(Dataset items)
** Start **
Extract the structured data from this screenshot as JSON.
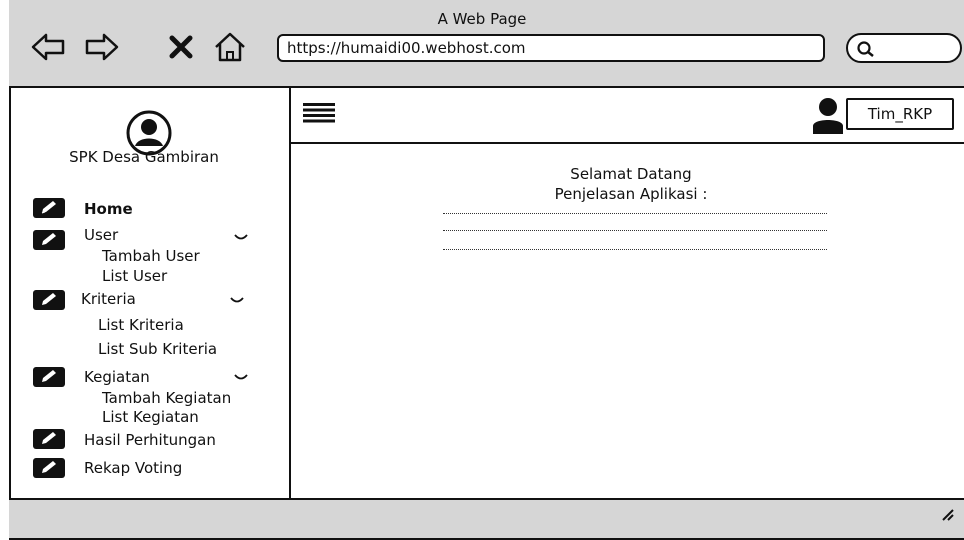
{
  "window": {
    "title": "A Web Page"
  },
  "browser": {
    "back_icon": "arrow-left-icon",
    "forward_icon": "arrow-right-icon",
    "close_icon": "x-icon",
    "home_icon": "home-icon",
    "url": "https://humaidi00.webhost.com",
    "search_icon": "search-icon"
  },
  "sidebar": {
    "brand": "SPK Desa Gambiran",
    "items": [
      {
        "label": "Home",
        "bold": true
      },
      {
        "label": "User",
        "expandable": true,
        "children": [
          "Tambah User",
          "List User"
        ]
      },
      {
        "label": "Kriteria",
        "expandable": true,
        "children": [
          "List Kriteria",
          "List Sub Kriteria"
        ]
      },
      {
        "label": "Kegiatan",
        "expandable": true,
        "children": [
          "Tambah Kegiatan",
          "List Kegiatan"
        ]
      },
      {
        "label": "Hasil Perhitungan"
      },
      {
        "label": "Rekap Voting"
      }
    ]
  },
  "topbar": {
    "user_label": "Tim_RKP"
  },
  "main": {
    "welcome_line1": "Selamat Datang",
    "welcome_line2": "Penjelasan Aplikasi :"
  }
}
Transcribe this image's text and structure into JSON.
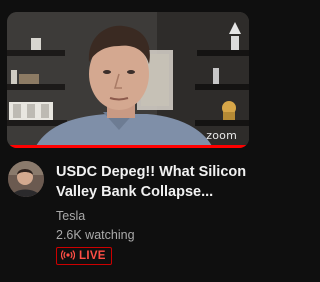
{
  "video": {
    "title": "USDC Depeg!! What Silicon Valley Bank Collapse...",
    "channel": "Tesla",
    "viewers": "2.6K watching",
    "live_label": "LIVE",
    "watermark": "zoom"
  },
  "icons": {
    "live": "live-broadcast-icon",
    "avatar": "channel-avatar"
  },
  "colors": {
    "background": "#0f0f0f",
    "live_red": "#ff0000",
    "live_text": "#ff4e45",
    "title": "#f1f1f1",
    "meta": "#aaaaaa"
  }
}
** End **
◆ Written exercise ◆
Make a verbatim copy of all the entries and strip out the pictures.

◆ Result of the exercise ◆
Extract the structured data from this screenshot as JSON.
{
  "window": {
    "title": "A Web Page"
  },
  "browser": {
    "back_icon": "arrow-left-icon",
    "forward_icon": "arrow-right-icon",
    "close_icon": "x-icon",
    "home_icon": "home-icon",
    "url": "https://humaidi00.webhost.com",
    "search_icon": "search-icon"
  },
  "sidebar": {
    "brand": "SPK Desa Gambiran",
    "items": [
      {
        "label": "Home",
        "bold": true
      },
      {
        "label": "User",
        "expandable": true,
        "children": [
          "Tambah User",
          "List User"
        ]
      },
      {
        "label": "Kriteria",
        "expandable": true,
        "children": [
          "List Kriteria",
          "List Sub Kriteria"
        ]
      },
      {
        "label": "Kegiatan",
        "expandable": true,
        "children": [
          "Tambah Kegiatan",
          "List Kegiatan"
        ]
      },
      {
        "label": "Hasil Perhitungan"
      },
      {
        "label": "Rekap Voting"
      }
    ]
  },
  "topbar": {
    "user_label": "Tim_RKP"
  },
  "main": {
    "welcome_line1": "Selamat Datang",
    "welcome_line2": "Penjelasan Aplikasi :"
  }
}
Transcribe this image's text and structure into JSON.
{
  "video": {
    "title": "USDC Depeg!! What Silicon Valley Bank Collapse...",
    "channel": "Tesla",
    "viewers": "2.6K watching",
    "live_label": "LIVE",
    "watermark": "zoom"
  },
  "icons": {
    "live": "live-broadcast-icon",
    "avatar": "channel-avatar"
  },
  "colors": {
    "background": "#0f0f0f",
    "live_red": "#ff0000",
    "live_text": "#ff4e45",
    "title": "#f1f1f1",
    "meta": "#aaaaaa"
  }
}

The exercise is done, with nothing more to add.